- _Given request_: Pictures aside, repeat every entry exactly.

:: Available data ::

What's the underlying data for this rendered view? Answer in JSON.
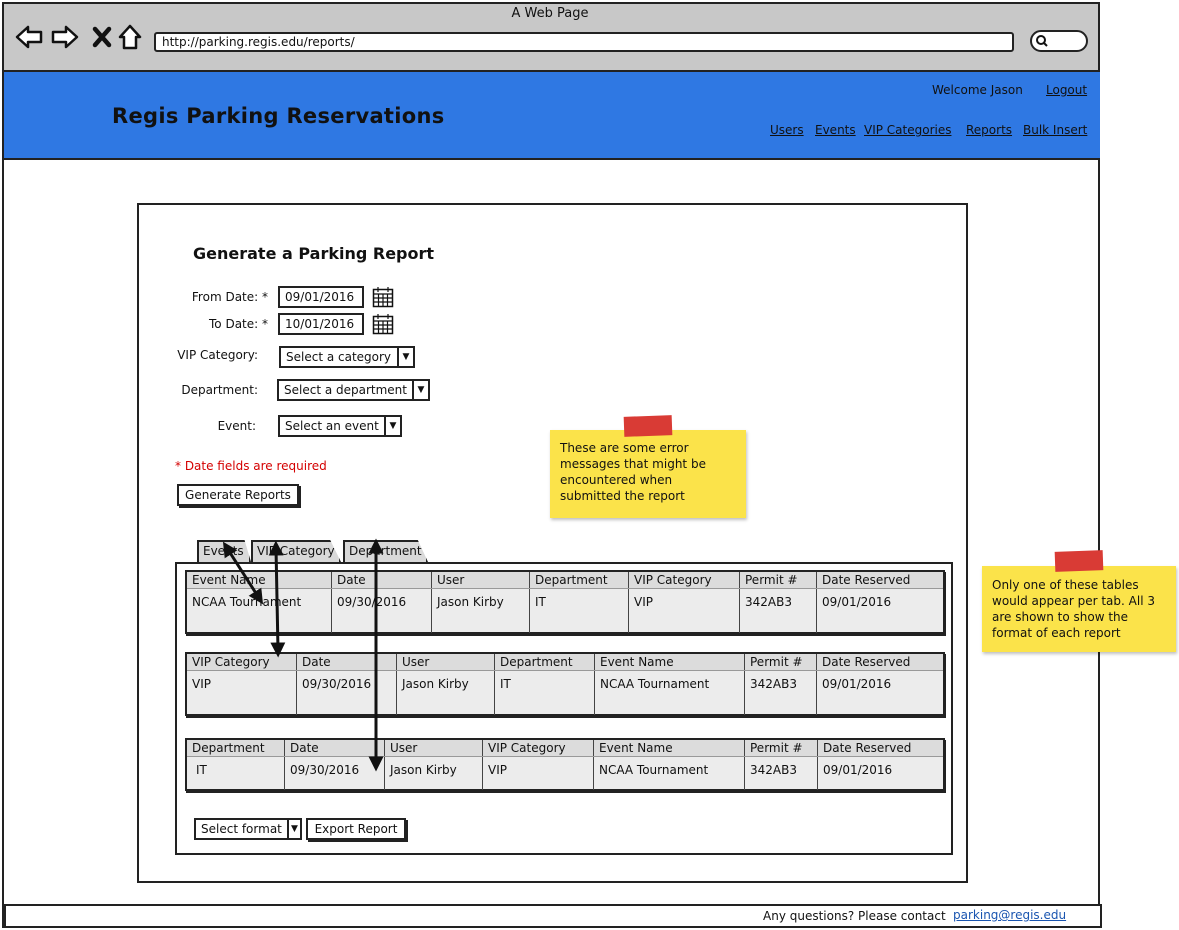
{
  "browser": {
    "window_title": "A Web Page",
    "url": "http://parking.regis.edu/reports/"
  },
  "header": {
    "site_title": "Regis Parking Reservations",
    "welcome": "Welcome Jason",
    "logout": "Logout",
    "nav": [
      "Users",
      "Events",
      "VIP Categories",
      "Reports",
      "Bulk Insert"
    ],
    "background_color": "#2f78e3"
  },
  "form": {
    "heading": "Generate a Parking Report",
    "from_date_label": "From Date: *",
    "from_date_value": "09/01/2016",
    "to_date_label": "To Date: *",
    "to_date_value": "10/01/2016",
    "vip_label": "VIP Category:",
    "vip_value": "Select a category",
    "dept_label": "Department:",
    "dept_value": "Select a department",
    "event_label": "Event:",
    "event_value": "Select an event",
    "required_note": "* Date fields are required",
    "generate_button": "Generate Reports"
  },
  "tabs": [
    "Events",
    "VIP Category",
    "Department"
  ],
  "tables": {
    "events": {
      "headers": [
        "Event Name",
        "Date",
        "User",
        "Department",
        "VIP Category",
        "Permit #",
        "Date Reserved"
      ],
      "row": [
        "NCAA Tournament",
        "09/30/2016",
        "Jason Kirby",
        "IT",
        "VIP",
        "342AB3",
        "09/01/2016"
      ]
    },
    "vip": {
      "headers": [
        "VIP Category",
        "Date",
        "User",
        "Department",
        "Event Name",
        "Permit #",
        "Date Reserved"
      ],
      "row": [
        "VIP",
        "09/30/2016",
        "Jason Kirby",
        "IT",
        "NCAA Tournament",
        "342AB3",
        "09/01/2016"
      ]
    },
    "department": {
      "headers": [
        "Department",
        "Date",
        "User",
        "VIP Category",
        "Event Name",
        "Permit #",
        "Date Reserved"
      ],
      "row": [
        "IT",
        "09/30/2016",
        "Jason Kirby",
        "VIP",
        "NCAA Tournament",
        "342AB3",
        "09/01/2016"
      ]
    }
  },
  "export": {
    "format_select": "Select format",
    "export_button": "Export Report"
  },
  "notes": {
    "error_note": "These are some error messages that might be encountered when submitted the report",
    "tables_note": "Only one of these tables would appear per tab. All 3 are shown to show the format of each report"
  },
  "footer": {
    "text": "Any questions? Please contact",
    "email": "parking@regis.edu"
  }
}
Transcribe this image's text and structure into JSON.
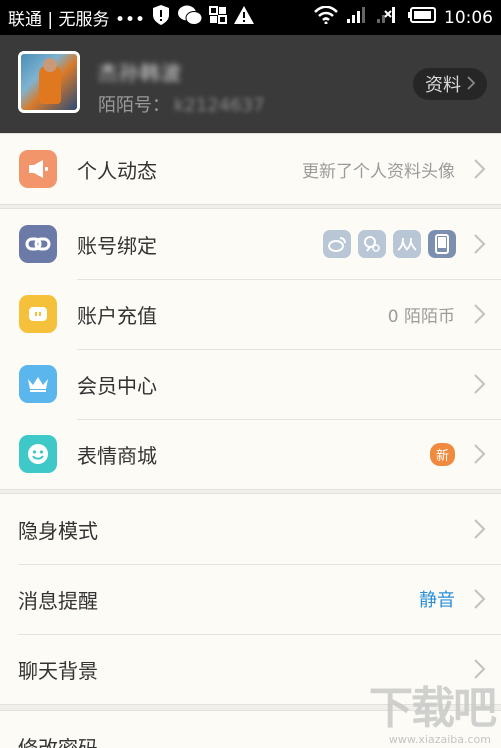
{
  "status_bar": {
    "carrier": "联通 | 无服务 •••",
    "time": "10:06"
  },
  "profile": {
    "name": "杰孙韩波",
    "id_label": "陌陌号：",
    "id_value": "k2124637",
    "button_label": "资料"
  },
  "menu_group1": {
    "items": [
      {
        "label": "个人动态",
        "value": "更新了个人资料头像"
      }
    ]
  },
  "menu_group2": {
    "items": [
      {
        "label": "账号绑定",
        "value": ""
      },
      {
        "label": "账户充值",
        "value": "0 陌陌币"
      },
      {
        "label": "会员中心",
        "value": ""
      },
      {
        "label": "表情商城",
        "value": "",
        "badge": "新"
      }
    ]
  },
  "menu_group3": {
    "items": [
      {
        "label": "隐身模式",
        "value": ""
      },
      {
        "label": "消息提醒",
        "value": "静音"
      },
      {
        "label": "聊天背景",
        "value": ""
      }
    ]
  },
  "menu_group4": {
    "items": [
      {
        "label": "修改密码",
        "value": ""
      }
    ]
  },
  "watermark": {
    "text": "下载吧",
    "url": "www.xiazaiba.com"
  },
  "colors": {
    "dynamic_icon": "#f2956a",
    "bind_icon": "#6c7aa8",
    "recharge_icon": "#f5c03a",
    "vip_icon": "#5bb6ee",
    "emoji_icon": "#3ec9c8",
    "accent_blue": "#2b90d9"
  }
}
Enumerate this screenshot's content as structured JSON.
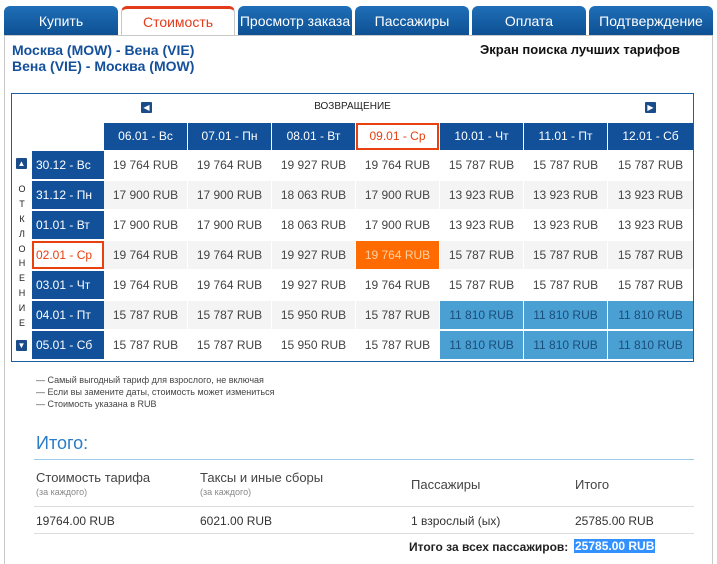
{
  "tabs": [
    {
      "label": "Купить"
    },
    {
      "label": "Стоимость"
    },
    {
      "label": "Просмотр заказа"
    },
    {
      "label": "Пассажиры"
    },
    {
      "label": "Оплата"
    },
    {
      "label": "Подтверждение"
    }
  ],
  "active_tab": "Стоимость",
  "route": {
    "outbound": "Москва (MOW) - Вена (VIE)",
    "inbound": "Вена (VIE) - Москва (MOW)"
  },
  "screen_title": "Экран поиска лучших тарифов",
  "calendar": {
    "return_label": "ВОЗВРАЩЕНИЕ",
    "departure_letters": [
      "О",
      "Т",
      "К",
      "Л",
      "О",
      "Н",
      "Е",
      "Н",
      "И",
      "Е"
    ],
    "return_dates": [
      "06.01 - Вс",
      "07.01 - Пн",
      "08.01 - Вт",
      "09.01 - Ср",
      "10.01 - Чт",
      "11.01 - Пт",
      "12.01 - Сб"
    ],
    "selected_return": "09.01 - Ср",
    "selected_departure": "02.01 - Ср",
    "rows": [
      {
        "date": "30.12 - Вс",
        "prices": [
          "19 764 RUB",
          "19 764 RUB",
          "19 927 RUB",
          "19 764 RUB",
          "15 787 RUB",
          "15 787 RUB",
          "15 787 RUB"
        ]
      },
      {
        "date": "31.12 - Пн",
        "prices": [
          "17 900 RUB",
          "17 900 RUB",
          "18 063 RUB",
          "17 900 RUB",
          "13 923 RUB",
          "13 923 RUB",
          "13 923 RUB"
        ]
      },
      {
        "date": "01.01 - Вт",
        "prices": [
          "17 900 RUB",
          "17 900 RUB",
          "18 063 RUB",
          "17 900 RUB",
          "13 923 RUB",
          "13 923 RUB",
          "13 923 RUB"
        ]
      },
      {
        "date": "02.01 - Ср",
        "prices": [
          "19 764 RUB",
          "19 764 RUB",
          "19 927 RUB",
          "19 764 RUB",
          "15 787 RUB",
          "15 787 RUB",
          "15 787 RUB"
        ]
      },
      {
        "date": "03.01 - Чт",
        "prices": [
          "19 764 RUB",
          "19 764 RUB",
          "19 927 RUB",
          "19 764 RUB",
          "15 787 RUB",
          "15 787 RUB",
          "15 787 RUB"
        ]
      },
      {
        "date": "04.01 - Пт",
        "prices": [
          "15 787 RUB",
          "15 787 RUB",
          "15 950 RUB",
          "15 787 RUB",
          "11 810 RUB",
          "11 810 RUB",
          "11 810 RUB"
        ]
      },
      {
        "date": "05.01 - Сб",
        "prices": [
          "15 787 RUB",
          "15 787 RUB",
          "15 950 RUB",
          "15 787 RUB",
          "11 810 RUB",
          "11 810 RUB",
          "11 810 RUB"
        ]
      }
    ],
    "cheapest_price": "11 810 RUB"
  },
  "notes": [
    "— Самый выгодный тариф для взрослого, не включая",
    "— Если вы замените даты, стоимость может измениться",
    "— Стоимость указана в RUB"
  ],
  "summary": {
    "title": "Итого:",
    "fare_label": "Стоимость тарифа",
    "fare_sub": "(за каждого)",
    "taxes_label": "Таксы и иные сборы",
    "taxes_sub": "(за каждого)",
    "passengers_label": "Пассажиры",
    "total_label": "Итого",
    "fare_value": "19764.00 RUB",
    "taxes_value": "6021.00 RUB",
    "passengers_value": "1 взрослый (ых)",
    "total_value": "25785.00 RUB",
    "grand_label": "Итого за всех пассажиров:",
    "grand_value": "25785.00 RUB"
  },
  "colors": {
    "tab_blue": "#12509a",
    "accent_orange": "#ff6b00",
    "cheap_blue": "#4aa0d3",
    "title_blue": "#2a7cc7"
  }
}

:::

- _Complete answer_:
What's the underlying data for this rendered view? Answer in JSON.
{
  "browser": {
    "window_title": "A Web Page",
    "url": "http://parking.regis.edu/reports/"
  },
  "header": {
    "site_title": "Regis Parking Reservations",
    "welcome": "Welcome Jason",
    "logout": "Logout",
    "nav": [
      "Users",
      "Events",
      "VIP Categories",
      "Reports",
      "Bulk Insert"
    ],
    "background_color": "#2f78e3"
  },
  "form": {
    "heading": "Generate a Parking Report",
    "from_date_label": "From Date: *",
    "from_date_value": "09/01/2016",
    "to_date_label": "To Date: *",
    "to_date_value": "10/01/2016",
    "vip_label": "VIP Category:",
    "vip_value": "Select a category",
    "dept_label": "Department:",
    "dept_value": "Select a department",
    "event_label": "Event:",
    "event_value": "Select an event",
    "required_note": "* Date fields are required",
    "generate_button": "Generate Reports"
  },
  "tabs": [
    "Events",
    "VIP Category",
    "Department"
  ],
  "tables": {
    "events": {
      "headers": [
        "Event Name",
        "Date",
        "User",
        "Department",
        "VIP Category",
        "Permit #",
        "Date Reserved"
      ],
      "row": [
        "NCAA Tournament",
        "09/30/2016",
        "Jason Kirby",
        "IT",
        "VIP",
        "342AB3",
        "09/01/2016"
      ]
    },
    "vip": {
      "headers": [
        "VIP Category",
        "Date",
        "User",
        "Department",
        "Event Name",
        "Permit #",
        "Date Reserved"
      ],
      "row": [
        "VIP",
        "09/30/2016",
        "Jason Kirby",
        "IT",
        "NCAA Tournament",
        "342AB3",
        "09/01/2016"
      ]
    },
    "department": {
      "headers": [
        "Department",
        "Date",
        "User",
        "VIP Category",
        "Event Name",
        "Permit #",
        "Date Reserved"
      ],
      "row": [
        "IT",
        "09/30/2016",
        "Jason Kirby",
        "VIP",
        "NCAA Tournament",
        "342AB3",
        "09/01/2016"
      ]
    }
  },
  "export": {
    "format_select": "Select format",
    "export_button": "Export Report"
  },
  "notes": {
    "error_note": "These are some error messages that might be encountered when submitted the report",
    "tables_note": "Only one of these tables would appear per tab. All 3 are shown to show the format of each report"
  },
  "footer": {
    "text": "Any questions? Please contact",
    "email": "parking@regis.edu"
  }
}
Transcribe this image's text and structure into JSON.
{
  "status_bar": {
    "carrier": "联通 | 无服务 •••",
    "time": "10:06"
  },
  "profile": {
    "name": "杰孙韩波",
    "id_label": "陌陌号：",
    "id_value": "k2124637",
    "button_label": "资料"
  },
  "menu_group1": {
    "items": [
      {
        "label": "个人动态",
        "value": "更新了个人资料头像"
      }
    ]
  },
  "menu_group2": {
    "items": [
      {
        "label": "账号绑定",
        "value": ""
      },
      {
        "label": "账户充值",
        "value": "0 陌陌币"
      },
      {
        "label": "会员中心",
        "value": ""
      },
      {
        "label": "表情商城",
        "value": "",
        "badge": "新"
      }
    ]
  },
  "menu_group3": {
    "items": [
      {
        "label": "隐身模式",
        "value": ""
      },
      {
        "label": "消息提醒",
        "value": "静音"
      },
      {
        "label": "聊天背景",
        "value": ""
      }
    ]
  },
  "menu_group4": {
    "items": [
      {
        "label": "修改密码",
        "value": ""
      }
    ]
  },
  "watermark": {
    "text": "下载吧",
    "url": "www.xiazaiba.com"
  },
  "colors": {
    "dynamic_icon": "#f2956a",
    "bind_icon": "#6c7aa8",
    "recharge_icon": "#f5c03a",
    "vip_icon": "#5bb6ee",
    "emoji_icon": "#3ec9c8",
    "accent_blue": "#2b90d9"
  }
}
Enumerate this screenshot's content as structured JSON.
{
  "tabs": [
    {
      "label": "Купить"
    },
    {
      "label": "Стоимость"
    },
    {
      "label": "Просмотр заказа"
    },
    {
      "label": "Пассажиры"
    },
    {
      "label": "Оплата"
    },
    {
      "label": "Подтверждение"
    }
  ],
  "active_tab": "Стоимость",
  "route": {
    "outbound": "Москва (MOW) - Вена (VIE)",
    "inbound": "Вена (VIE) - Москва (MOW)"
  },
  "screen_title": "Экран поиска лучших тарифов",
  "calendar": {
    "return_label": "ВОЗВРАЩЕНИЕ",
    "departure_letters": [
      "О",
      "Т",
      "К",
      "Л",
      "О",
      "Н",
      "Е",
      "Н",
      "И",
      "Е"
    ],
    "return_dates": [
      "06.01 - Вс",
      "07.01 - Пн",
      "08.01 - Вт",
      "09.01 - Ср",
      "10.01 - Чт",
      "11.01 - Пт",
      "12.01 - Сб"
    ],
    "selected_return": "09.01 - Ср",
    "selected_departure": "02.01 - Ср",
    "rows": [
      {
        "date": "30.12 - Вс",
        "prices": [
          "19 764 RUB",
          "19 764 RUB",
          "19 927 RUB",
          "19 764 RUB",
          "15 787 RUB",
          "15 787 RUB",
          "15 787 RUB"
        ]
      },
      {
        "date": "31.12 - Пн",
        "prices": [
          "17 900 RUB",
          "17 900 RUB",
          "18 063 RUB",
          "17 900 RUB",
          "13 923 RUB",
          "13 923 RUB",
          "13 923 RUB"
        ]
      },
      {
        "date": "01.01 - Вт",
        "prices": [
          "17 900 RUB",
          "17 900 RUB",
          "18 063 RUB",
          "17 900 RUB",
          "13 923 RUB",
          "13 923 RUB",
          "13 923 RUB"
        ]
      },
      {
        "date": "02.01 - Ср",
        "prices": [
          "19 764 RUB",
          "19 764 RUB",
          "19 927 RUB",
          "19 764 RUB",
          "15 787 RUB",
          "15 787 RUB",
          "15 787 RUB"
        ]
      },
      {
        "date": "03.01 - Чт",
        "prices": [
          "19 764 RUB",
          "19 764 RUB",
          "19 927 RUB",
          "19 764 RUB",
          "15 787 RUB",
          "15 787 RUB",
          "15 787 RUB"
        ]
      },
      {
        "date": "04.01 - Пт",
        "prices": [
          "15 787 RUB",
          "15 787 RUB",
          "15 950 RUB",
          "15 787 RUB",
          "11 810 RUB",
          "11 810 RUB",
          "11 810 RUB"
        ]
      },
      {
        "date": "05.01 - Сб",
        "prices": [
          "15 787 RUB",
          "15 787 RUB",
          "15 950 RUB",
          "15 787 RUB",
          "11 810 RUB",
          "11 810 RUB",
          "11 810 RUB"
        ]
      }
    ],
    "cheapest_price": "11 810 RUB"
  },
  "notes": [
    "— Самый выгодный тариф для взрослого, не включая",
    "— Если вы замените даты, стоимость может измениться",
    "— Стоимость указана в RUB"
  ],
  "summary": {
    "title": "Итого:",
    "fare_label": "Стоимость тарифа",
    "fare_sub": "(за каждого)",
    "taxes_label": "Таксы и иные сборы",
    "taxes_sub": "(за каждого)",
    "passengers_label": "Пассажиры",
    "total_label": "Итого",
    "fare_value": "19764.00 RUB",
    "taxes_value": "6021.00 RUB",
    "passengers_value": "1 взрослый (ых)",
    "total_value": "25785.00 RUB",
    "grand_label": "Итого за всех пассажиров:",
    "grand_value": "25785.00 RUB"
  },
  "colors": {
    "tab_blue": "#12509a",
    "accent_orange": "#ff6b00",
    "cheap_blue": "#4aa0d3",
    "title_blue": "#2a7cc7"
  }
}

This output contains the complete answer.